Data records:
▬▬▬▬▬▬▬▬▬▬

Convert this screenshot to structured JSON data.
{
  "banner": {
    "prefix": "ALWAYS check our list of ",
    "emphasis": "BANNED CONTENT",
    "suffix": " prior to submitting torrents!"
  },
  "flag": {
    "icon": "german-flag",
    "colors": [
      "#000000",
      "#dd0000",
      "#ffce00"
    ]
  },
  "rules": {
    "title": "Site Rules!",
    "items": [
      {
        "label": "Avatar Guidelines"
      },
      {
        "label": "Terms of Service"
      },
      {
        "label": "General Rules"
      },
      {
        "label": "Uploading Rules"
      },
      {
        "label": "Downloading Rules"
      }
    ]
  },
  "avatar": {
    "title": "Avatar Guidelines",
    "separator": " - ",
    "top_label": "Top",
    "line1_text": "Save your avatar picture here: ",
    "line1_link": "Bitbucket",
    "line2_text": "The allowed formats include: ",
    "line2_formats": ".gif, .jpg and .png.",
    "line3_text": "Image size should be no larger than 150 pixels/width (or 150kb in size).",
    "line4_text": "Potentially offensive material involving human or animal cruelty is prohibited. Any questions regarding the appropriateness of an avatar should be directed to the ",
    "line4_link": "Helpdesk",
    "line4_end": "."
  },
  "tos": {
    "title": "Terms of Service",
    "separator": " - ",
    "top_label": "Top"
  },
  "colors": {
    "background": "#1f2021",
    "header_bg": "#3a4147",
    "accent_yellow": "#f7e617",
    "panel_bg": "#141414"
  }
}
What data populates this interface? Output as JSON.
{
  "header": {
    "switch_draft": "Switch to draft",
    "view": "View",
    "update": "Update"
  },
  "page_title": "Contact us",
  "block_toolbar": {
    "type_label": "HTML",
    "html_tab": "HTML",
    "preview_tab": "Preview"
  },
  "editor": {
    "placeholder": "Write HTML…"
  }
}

▬▬▬▬▬▬▬▬▬▬

_Aim of the task:_ Return each entry from above without altering a single character.

_Reply to the exercise:_
Convert this screenshot to structured JSON data.
{
  "banner": {
    "prefix": "ALWAYS check our list of ",
    "emphasis": "BANNED CONTENT",
    "suffix": " prior to submitting torrents!"
  },
  "flag": {
    "icon": "german-flag",
    "colors": [
      "#000000",
      "#dd0000",
      "#ffce00"
    ]
  },
  "rules": {
    "title": "Site Rules!",
    "items": [
      {
        "label": "Avatar Guidelines"
      },
      {
        "label": "Terms of Service"
      },
      {
        "label": "General Rules"
      },
      {
        "label": "Uploading Rules"
      },
      {
        "label": "Downloading Rules"
      }
    ]
  },
  "avatar": {
    "title": "Avatar Guidelines",
    "separator": " - ",
    "top_label": "Top",
    "line1_text": "Save your avatar picture here: ",
    "line1_link": "Bitbucket",
    "line2_text": "The allowed formats include: ",
    "line2_formats": ".gif, .jpg and .png.",
    "line3_text": "Image size should be no larger than 150 pixels/width (or 150kb in size).",
    "line4_text": "Potentially offensive material involving human or animal cruelty is prohibited. Any questions regarding the appropriateness of an avatar should be directed to the ",
    "line4_link": "Helpdesk",
    "line4_end": "."
  },
  "tos": {
    "title": "Terms of Service",
    "separator": " - ",
    "top_label": "Top"
  },
  "colors": {
    "background": "#1f2021",
    "header_bg": "#3a4147",
    "accent_yellow": "#f7e617",
    "panel_bg": "#141414"
  }
}
What data populates this interface? Output as JSON.
{
  "header": {
    "switch_draft": "Switch to draft",
    "view": "View",
    "update": "Update"
  },
  "page_title": "Contact us",
  "block_toolbar": {
    "type_label": "HTML",
    "html_tab": "HTML",
    "preview_tab": "Preview"
  },
  "editor": {
    "placeholder": "Write HTML…"
  }
}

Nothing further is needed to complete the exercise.